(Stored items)
>> Begin
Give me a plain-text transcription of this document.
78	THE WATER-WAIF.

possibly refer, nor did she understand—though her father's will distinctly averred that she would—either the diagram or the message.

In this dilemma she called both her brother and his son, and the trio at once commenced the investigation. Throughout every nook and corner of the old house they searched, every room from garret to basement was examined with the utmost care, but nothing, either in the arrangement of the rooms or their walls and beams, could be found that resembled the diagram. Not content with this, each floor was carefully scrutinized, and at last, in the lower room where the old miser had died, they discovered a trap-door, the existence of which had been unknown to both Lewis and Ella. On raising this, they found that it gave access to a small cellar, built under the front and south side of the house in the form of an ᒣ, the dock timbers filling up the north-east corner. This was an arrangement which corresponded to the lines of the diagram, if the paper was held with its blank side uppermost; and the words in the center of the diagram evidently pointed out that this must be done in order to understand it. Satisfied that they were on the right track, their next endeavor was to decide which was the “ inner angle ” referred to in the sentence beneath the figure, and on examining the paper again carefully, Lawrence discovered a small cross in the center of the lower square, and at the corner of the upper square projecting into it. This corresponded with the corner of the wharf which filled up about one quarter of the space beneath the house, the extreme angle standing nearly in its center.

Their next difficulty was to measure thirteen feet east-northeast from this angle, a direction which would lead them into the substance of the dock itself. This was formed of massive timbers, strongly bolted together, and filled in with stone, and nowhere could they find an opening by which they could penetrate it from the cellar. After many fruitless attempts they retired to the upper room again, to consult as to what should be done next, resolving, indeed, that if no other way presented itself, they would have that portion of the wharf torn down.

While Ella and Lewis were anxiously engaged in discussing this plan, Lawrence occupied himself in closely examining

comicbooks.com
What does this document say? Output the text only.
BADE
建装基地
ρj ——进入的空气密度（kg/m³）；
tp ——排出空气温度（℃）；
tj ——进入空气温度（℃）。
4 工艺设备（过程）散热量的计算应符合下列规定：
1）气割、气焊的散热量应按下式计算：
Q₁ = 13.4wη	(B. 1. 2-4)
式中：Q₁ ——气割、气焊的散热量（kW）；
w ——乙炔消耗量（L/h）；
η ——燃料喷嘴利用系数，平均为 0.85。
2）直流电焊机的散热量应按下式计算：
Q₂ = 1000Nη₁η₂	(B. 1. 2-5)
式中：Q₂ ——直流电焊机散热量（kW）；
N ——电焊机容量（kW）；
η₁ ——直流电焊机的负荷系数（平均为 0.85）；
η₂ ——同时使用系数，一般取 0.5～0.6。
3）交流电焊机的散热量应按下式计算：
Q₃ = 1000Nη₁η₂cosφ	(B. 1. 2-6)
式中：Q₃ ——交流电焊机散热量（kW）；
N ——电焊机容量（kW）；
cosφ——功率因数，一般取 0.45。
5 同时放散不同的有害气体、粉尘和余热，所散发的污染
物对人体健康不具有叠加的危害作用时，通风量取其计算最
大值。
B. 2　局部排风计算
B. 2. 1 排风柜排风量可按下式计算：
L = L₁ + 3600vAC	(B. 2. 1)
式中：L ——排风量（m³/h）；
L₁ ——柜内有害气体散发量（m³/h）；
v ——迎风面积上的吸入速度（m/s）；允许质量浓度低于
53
>> End
THE REQUEST:
All of the records must be repeated exactly.

WRITTEN RESPONSE:
Give me a plain-text transcription of this document.
78	THE WATER-WAIF.

possibly refer, nor did she understand—though her father's will distinctly averred that she would—either the diagram or the message.

In this dilemma she called both her brother and his son, and the trio at once commenced the investigation. Throughout every nook and corner of the old house they searched, every room from garret to basement was examined with the utmost care, but nothing, either in the arrangement of the rooms or their walls and beams, could be found that resembled the diagram. Not content with this, each floor was carefully scrutinized, and at last, in the lower room where the old miser had died, they discovered a trap-door, the existence of which had been unknown to both Lewis and Ella. On raising this, they found that it gave access to a small cellar, built under the front and south side of the house in the form of an ᒣ, the dock timbers filling up the north-east corner. This was an arrangement which corresponded to the lines of the diagram, if the paper was held with its blank side uppermost; and the words in the center of the diagram evidently pointed out that this must be done in order to understand it. Satisfied that they were on the right track, their next endeavor was to decide which was the “ inner angle ” referred to in the sentence beneath the figure, and on examining the paper again carefully, Lawrence discovered a small cross in the center of the lower square, and at the corner of the upper square projecting into it. This corresponded with the corner of the wharf which filled up about one quarter of the space beneath the house, the extreme angle standing nearly in its center.

Their next difficulty was to measure thirteen feet east-northeast from this angle, a direction which would lead them into the substance of the dock itself. This was formed of massive timbers, strongly bolted together, and filled in with stone, and nowhere could they find an opening by which they could penetrate it from the cellar. After many fruitless attempts they retired to the upper room again, to consult as to what should be done next, resolving, indeed, that if no other way presented itself, they would have that portion of the wharf torn down.

While Ella and Lewis were anxiously engaged in discussing this plan, Lawrence occupied himself in closely examining

comicbooks.com
What does this document say? Output the text only.
BADE
建装基地
ρj ——进入的空气密度（kg/m³）；
tp ——排出空气温度（℃）；
tj ——进入空气温度（℃）。
4 工艺设备（过程）散热量的计算应符合下列规定：
1）气割、气焊的散热量应按下式计算：
Q₁ = 13.4wη	(B. 1. 2-4)
式中：Q₁ ——气割、气焊的散热量（kW）；
w ——乙炔消耗量（L/h）；
η ——燃料喷嘴利用系数，平均为 0.85。
2）直流电焊机的散热量应按下式计算：
Q₂ = 1000Nη₁η₂	(B. 1. 2-5)
式中：Q₂ ——直流电焊机散热量（kW）；
N ——电焊机容量（kW）；
η₁ ——直流电焊机的负荷系数（平均为 0.85）；
η₂ ——同时使用系数，一般取 0.5～0.6。
3）交流电焊机的散热量应按下式计算：
Q₃ = 1000Nη₁η₂cosφ	(B. 1. 2-6)
式中：Q₃ ——交流电焊机散热量（kW）；
N ——电焊机容量（kW）；
cosφ——功率因数，一般取 0.45。
5 同时放散不同的有害气体、粉尘和余热，所散发的污染
物对人体健康不具有叠加的危害作用时，通风量取其计算最
大值。
B. 2　局部排风计算
B. 2. 1 排风柜排风量可按下式计算：
L = L₁ + 3600vAC	(B. 2. 1)
式中：L ——排风量（m³/h）；
L₁ ——柜内有害气体散发量（m³/h）；
v ——迎风面积上的吸入速度（m/s）；允许质量浓度低于
53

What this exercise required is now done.